_DOCUMENT EXTRACT_.
+ + + + + + +
Portfolios for Storyboard Artists

October 18, 2012  

Looking for work as a storyboard artist

It can be tiring, frustrating, and downright intimidating to seek out paid gigs as a storyboard artist, but it's what we're all ultimately here to do, right?

We aim to help make the experience a little less harrowing.

Read through these pointers and then have a look at the material you've been handing off to people with hiring power. Does it tick off all the boxes? It could be there's some more work to be done before you're game-ready. And hey, that's OK! You'll get 'em next time!

Meanwhile, consider:

Do you have the skills?

You need to master basic storyboarding principles in order to successfully market yourself as a capable production artist. Be confident in your tools and your craft, so that you can walk into any job and understand what is required of you. Remember, the only way to achieve these goals is to practice, practice, practice!

Know what you want

Are you looking for a job in video games? Or is your dream to work in feature films? Do you want to be a director someday and storyboarding is just a stepping stone along that path? Figure it out. Don't waste another second of your life without a plan to get what you want. Before you know it, you'll have wasted decades on meaningless jobs and assignments that get you nowhere. First, you need to find out what jobs are available and what companies are looking for.

Do your research

Not every storyboard job is the same. Each assignment will have different requirements and may even require a different portfolio. With the internet, it's easier than ever to find out which companies are hiring and what exactly they are looking for. Most major studios will publish their portfolio requirements and job openings on their websites. Other animation and job boards also offer good resources to finding out what companies are looking for.
+ + + + + + +
_DATA TO PROCESS_.
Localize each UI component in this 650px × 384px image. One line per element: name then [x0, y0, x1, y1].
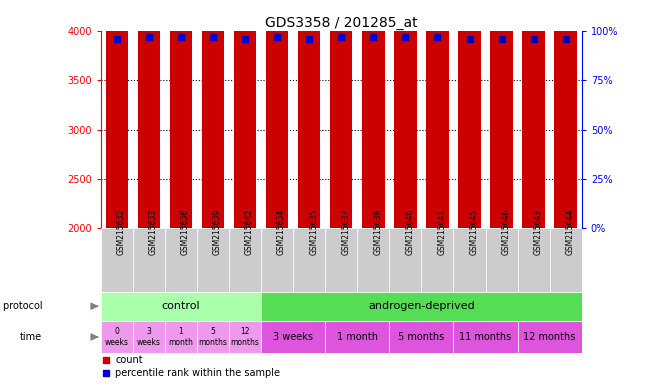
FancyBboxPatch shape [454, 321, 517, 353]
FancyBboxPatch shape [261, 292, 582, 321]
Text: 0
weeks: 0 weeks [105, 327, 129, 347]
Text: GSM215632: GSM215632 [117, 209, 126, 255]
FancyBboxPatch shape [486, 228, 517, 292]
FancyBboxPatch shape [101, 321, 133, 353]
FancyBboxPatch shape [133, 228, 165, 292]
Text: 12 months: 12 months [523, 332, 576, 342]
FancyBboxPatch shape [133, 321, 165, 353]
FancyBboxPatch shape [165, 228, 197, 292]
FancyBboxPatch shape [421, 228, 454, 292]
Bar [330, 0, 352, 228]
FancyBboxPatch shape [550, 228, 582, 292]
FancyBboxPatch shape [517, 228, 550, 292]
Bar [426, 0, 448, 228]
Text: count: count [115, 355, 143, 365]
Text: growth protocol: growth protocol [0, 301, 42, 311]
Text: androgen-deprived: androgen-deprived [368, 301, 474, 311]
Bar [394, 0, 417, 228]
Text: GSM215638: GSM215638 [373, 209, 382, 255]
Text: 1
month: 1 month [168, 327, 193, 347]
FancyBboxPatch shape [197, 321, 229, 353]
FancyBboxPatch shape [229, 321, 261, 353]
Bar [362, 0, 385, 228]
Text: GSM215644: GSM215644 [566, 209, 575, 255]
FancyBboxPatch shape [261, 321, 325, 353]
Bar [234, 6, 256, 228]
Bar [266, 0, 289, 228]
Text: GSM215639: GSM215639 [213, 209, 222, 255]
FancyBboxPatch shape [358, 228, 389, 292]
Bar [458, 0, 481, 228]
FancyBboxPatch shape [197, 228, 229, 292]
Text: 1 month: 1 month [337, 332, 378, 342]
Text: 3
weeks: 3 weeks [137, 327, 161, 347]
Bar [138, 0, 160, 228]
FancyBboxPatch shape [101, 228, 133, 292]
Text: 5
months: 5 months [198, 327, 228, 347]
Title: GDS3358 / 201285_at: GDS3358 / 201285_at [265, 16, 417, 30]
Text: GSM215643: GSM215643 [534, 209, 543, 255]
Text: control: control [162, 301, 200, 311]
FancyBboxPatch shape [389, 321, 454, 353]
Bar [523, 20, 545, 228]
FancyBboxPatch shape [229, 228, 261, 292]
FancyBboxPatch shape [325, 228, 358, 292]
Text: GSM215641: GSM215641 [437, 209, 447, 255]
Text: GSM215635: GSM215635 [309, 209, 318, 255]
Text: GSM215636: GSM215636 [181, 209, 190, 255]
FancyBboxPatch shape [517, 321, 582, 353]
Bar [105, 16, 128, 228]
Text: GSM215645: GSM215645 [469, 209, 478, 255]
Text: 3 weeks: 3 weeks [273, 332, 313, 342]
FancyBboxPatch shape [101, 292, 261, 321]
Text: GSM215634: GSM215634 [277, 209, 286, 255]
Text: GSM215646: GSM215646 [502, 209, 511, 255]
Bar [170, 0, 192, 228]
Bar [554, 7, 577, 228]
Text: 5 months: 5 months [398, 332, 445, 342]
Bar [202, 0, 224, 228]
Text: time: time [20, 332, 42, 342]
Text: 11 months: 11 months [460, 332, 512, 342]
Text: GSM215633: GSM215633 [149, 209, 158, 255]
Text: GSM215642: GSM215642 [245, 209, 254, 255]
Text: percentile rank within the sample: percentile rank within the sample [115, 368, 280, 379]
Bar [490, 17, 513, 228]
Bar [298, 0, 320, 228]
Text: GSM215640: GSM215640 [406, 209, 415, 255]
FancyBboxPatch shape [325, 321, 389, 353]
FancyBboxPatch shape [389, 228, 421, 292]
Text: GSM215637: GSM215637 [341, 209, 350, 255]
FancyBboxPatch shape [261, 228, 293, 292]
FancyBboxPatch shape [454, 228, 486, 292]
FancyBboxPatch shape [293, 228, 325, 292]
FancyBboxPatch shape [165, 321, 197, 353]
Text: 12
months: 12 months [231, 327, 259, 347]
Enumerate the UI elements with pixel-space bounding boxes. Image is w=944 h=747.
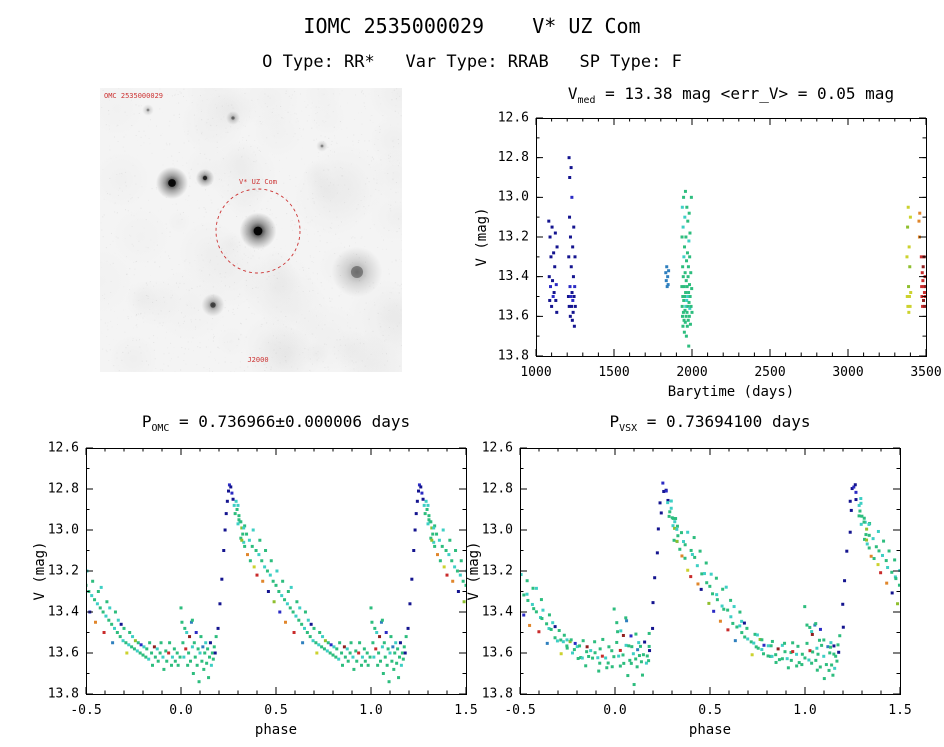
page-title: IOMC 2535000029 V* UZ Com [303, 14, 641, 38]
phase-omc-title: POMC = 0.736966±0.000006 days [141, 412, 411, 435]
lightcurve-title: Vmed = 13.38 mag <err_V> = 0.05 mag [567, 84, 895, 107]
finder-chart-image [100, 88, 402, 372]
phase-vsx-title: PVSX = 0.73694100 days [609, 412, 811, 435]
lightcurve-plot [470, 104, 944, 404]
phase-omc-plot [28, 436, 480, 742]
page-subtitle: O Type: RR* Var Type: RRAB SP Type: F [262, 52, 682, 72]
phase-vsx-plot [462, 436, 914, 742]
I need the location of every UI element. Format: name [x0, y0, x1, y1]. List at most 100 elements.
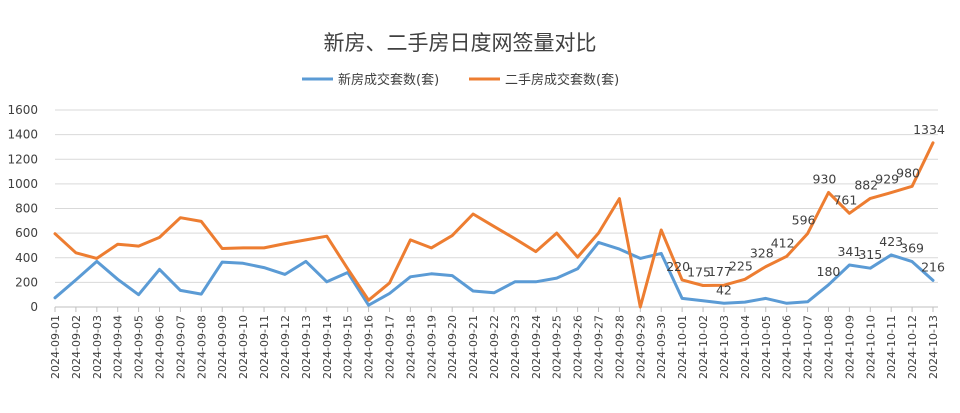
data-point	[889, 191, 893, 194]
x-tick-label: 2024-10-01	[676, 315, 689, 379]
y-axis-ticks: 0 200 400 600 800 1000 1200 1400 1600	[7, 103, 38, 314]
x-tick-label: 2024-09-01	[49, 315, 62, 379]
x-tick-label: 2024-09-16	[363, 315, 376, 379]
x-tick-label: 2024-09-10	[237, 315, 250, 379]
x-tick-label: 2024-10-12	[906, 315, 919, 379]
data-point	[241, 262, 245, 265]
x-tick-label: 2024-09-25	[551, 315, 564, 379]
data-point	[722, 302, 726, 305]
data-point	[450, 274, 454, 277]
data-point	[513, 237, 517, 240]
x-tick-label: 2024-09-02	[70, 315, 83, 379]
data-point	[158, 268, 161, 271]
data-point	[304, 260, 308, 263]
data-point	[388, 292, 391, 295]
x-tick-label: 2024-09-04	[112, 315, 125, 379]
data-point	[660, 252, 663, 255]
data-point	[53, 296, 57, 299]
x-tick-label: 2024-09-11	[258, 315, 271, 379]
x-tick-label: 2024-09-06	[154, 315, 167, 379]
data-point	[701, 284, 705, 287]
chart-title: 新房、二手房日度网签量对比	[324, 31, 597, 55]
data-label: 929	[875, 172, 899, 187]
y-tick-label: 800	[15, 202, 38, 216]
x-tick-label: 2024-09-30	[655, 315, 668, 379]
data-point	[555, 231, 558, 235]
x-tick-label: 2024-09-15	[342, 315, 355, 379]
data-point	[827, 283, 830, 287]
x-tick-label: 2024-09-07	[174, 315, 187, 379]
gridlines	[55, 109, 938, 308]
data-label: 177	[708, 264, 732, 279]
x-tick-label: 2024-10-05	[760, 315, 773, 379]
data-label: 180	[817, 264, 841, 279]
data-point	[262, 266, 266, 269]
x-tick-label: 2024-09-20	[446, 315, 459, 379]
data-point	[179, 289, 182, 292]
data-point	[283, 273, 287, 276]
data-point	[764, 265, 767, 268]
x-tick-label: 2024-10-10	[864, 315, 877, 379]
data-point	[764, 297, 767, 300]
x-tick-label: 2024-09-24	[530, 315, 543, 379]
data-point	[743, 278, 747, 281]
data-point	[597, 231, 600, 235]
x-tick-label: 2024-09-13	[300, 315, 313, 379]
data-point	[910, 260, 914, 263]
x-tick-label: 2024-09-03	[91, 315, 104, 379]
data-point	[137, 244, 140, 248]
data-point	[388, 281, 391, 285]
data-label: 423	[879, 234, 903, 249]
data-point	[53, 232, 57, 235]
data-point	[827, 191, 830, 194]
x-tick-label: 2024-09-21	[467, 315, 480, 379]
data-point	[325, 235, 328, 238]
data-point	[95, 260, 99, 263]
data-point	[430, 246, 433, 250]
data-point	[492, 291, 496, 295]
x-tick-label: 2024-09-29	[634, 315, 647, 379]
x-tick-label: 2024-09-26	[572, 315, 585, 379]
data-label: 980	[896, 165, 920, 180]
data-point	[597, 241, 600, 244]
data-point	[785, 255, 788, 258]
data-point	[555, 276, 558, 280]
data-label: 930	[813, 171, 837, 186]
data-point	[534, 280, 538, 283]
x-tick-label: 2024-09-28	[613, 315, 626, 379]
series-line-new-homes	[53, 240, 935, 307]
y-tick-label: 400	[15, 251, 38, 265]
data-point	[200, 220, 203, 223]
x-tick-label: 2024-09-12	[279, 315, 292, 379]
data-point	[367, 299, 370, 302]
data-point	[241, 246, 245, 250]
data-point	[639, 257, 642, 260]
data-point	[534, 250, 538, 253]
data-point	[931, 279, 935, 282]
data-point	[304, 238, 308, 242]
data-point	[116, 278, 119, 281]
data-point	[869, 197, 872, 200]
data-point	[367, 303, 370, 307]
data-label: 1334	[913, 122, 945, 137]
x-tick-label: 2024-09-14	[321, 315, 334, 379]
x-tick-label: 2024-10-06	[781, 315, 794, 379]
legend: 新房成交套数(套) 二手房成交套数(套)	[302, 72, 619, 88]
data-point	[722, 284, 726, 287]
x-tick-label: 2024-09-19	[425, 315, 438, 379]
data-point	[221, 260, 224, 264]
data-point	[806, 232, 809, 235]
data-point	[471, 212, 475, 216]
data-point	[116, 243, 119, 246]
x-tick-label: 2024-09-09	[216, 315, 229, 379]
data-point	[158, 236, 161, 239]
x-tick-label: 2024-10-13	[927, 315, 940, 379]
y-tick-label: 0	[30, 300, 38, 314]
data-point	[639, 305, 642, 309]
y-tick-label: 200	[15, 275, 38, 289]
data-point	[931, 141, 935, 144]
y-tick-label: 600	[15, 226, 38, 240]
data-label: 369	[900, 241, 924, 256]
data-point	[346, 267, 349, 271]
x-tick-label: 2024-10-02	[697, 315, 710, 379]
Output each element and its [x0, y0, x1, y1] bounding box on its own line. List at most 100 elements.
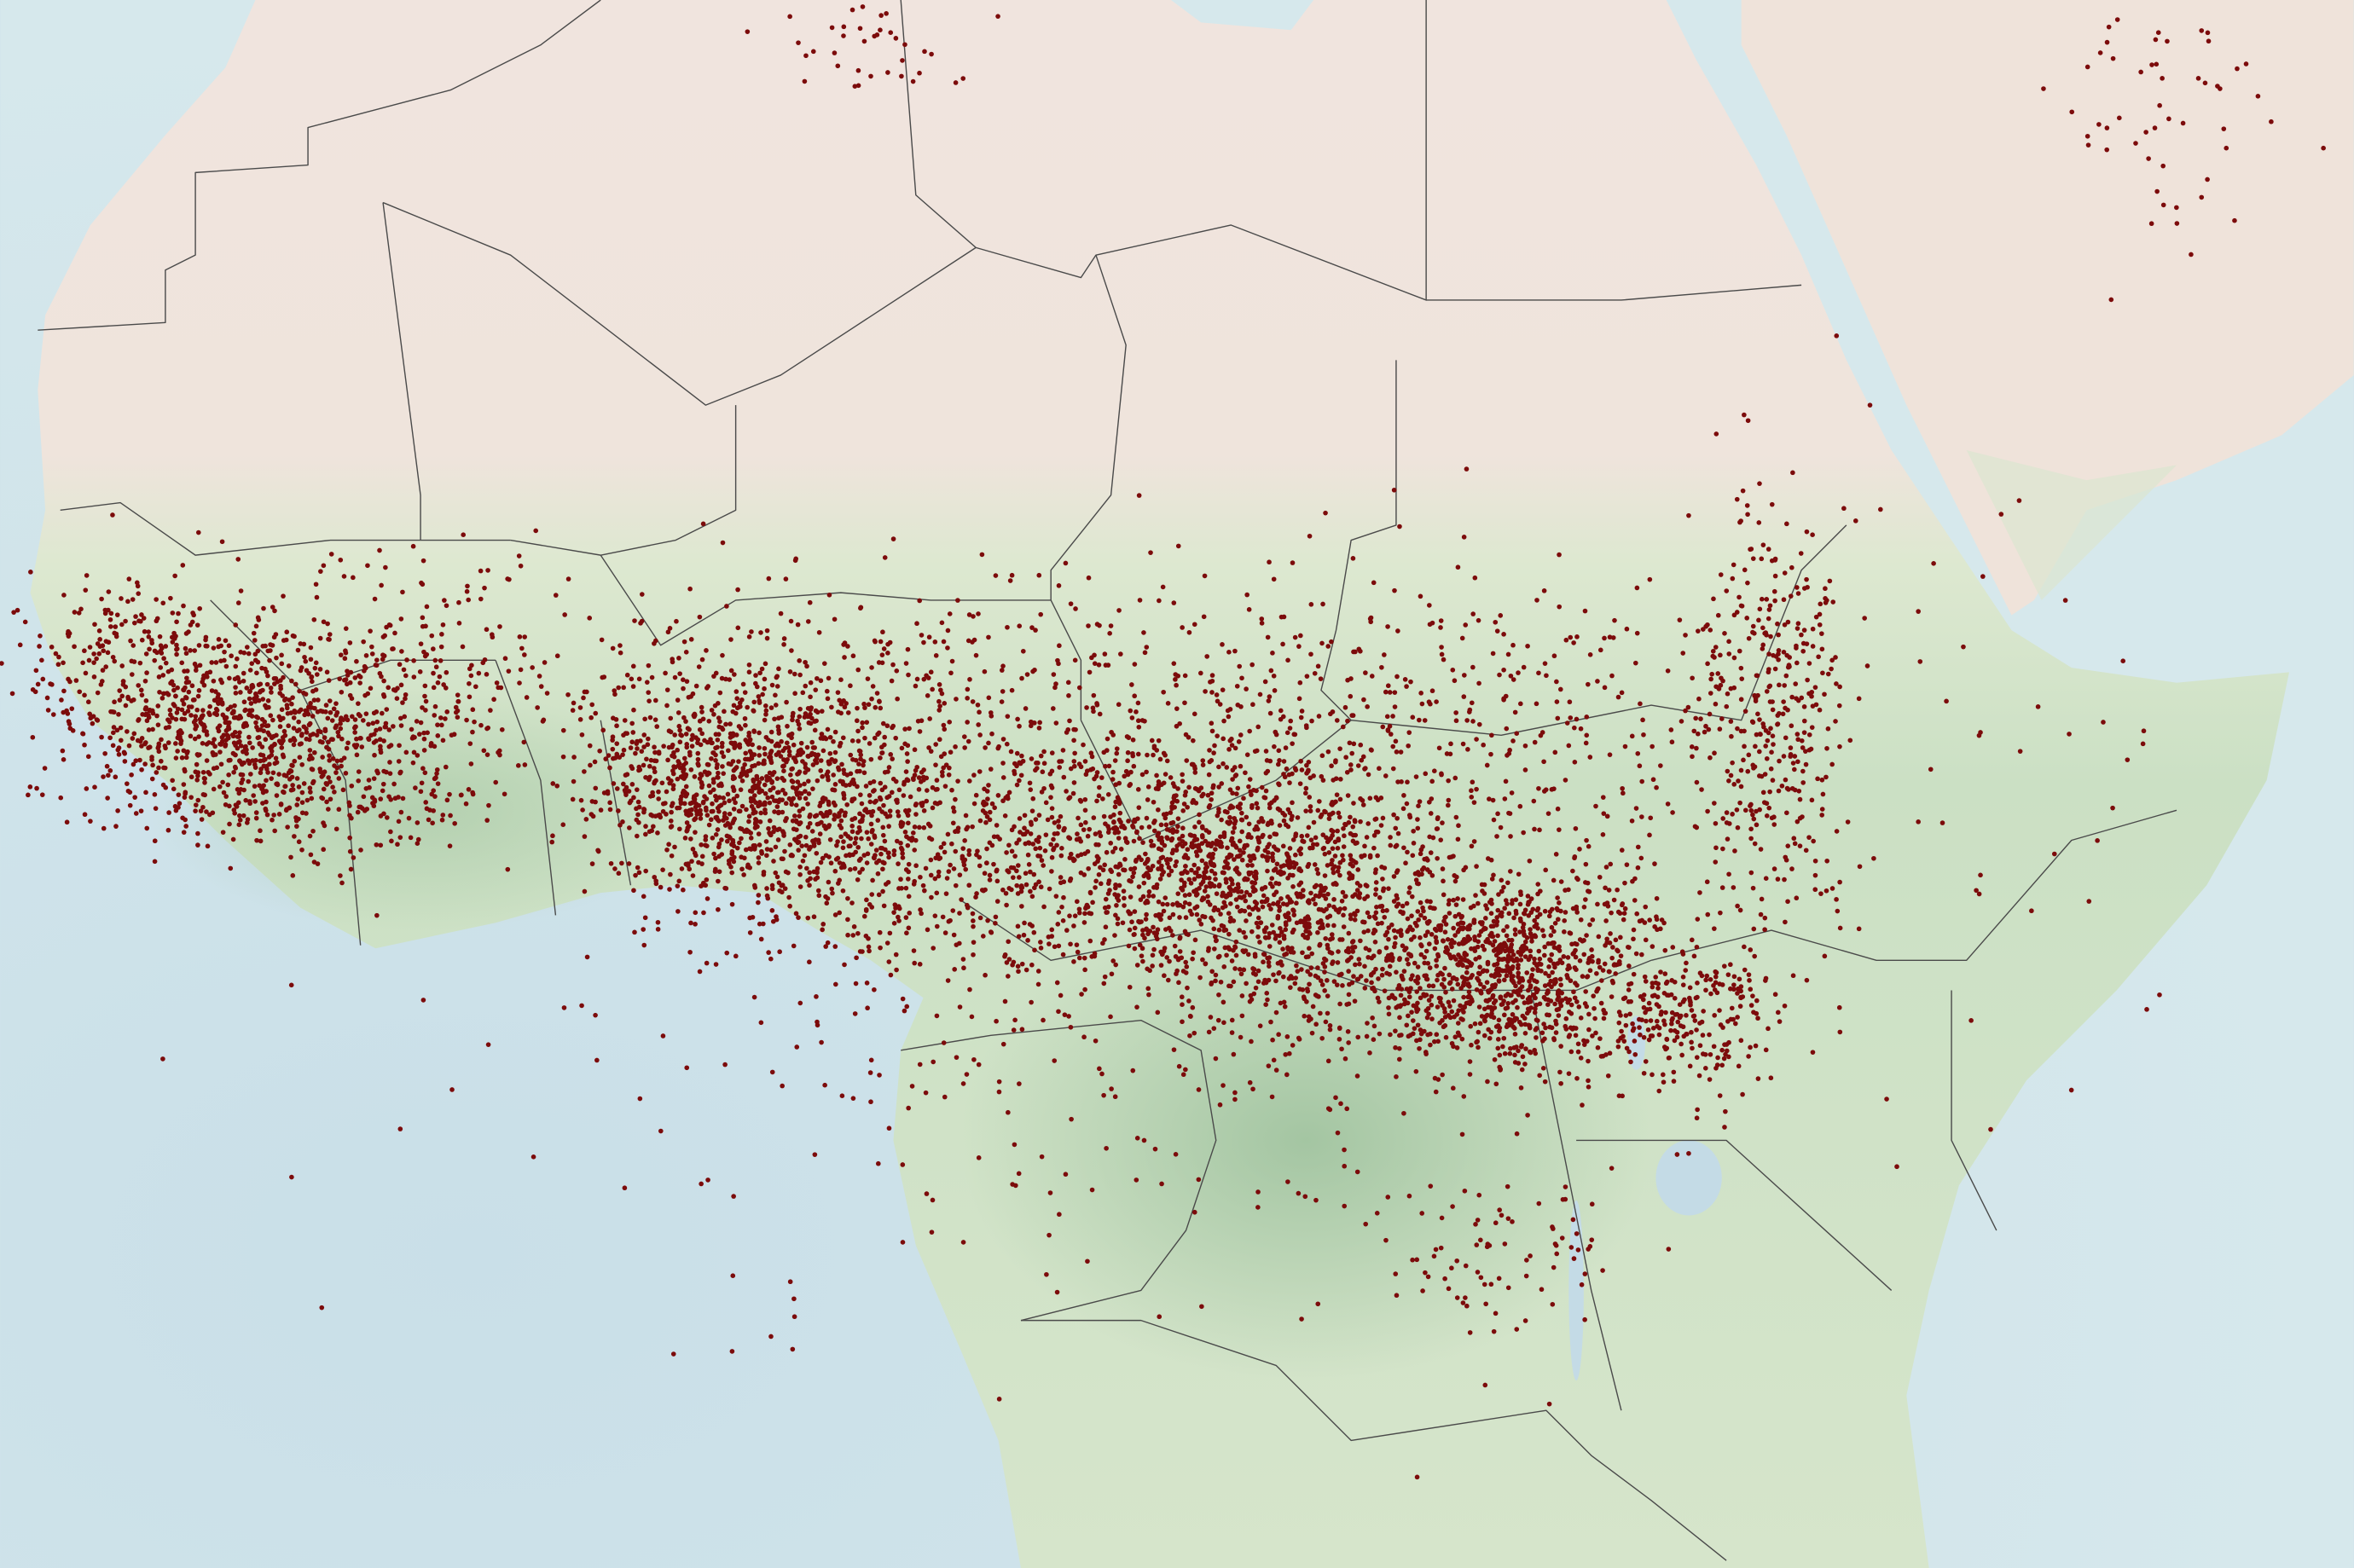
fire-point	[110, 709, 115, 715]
+ + + + + + +
_THINGS TO DO_.
(A) On the storyboard portfolio page, where do most major studios publish their portfolio requirements and job openings?
(B) In the rows, begin at the line that has "FancyBboxPatch shape [454, 321, 517, 353]" and stop after the line that has "Text: GSM215638: GSM215638". Give those lines again with "Bar" swapped for "Column" and everything else unchanged.

_FULL SOLUTIONS_.
(A) On their websites.

(B)
FancyBboxPatch shape [454, 321, 517, 353]
FancyBboxPatch shape [261, 292, 582, 321]
Text: 0
weeks: 0 weeks [105, 327, 129, 347]
Text: GSM215632: GSM215632 [117, 209, 126, 255]
FancyBboxPatch shape [486, 228, 517, 292]
FancyBboxPatch shape [101, 321, 133, 353]
FancyBboxPatch shape [133, 228, 165, 292]
Text: 12 months: 12 months [523, 332, 576, 342]
FancyBboxPatch shape [133, 321, 165, 353]
FancyBboxPatch shape [165, 228, 197, 292]
FancyBboxPatch shape [421, 228, 454, 292]
Column [330, 0, 352, 228]
FancyBboxPatch shape [550, 228, 582, 292]
FancyBboxPatch shape [517, 228, 550, 292]
Column [426, 0, 448, 228]
Text: count: count [115, 355, 143, 365]
Text: growth protocol: growth protocol [0, 301, 42, 311]
Text: androgen-deprived: androgen-deprived [368, 301, 474, 311]
Column [394, 0, 417, 228]
Text: GSM215638: GSM215638 [373, 209, 382, 255]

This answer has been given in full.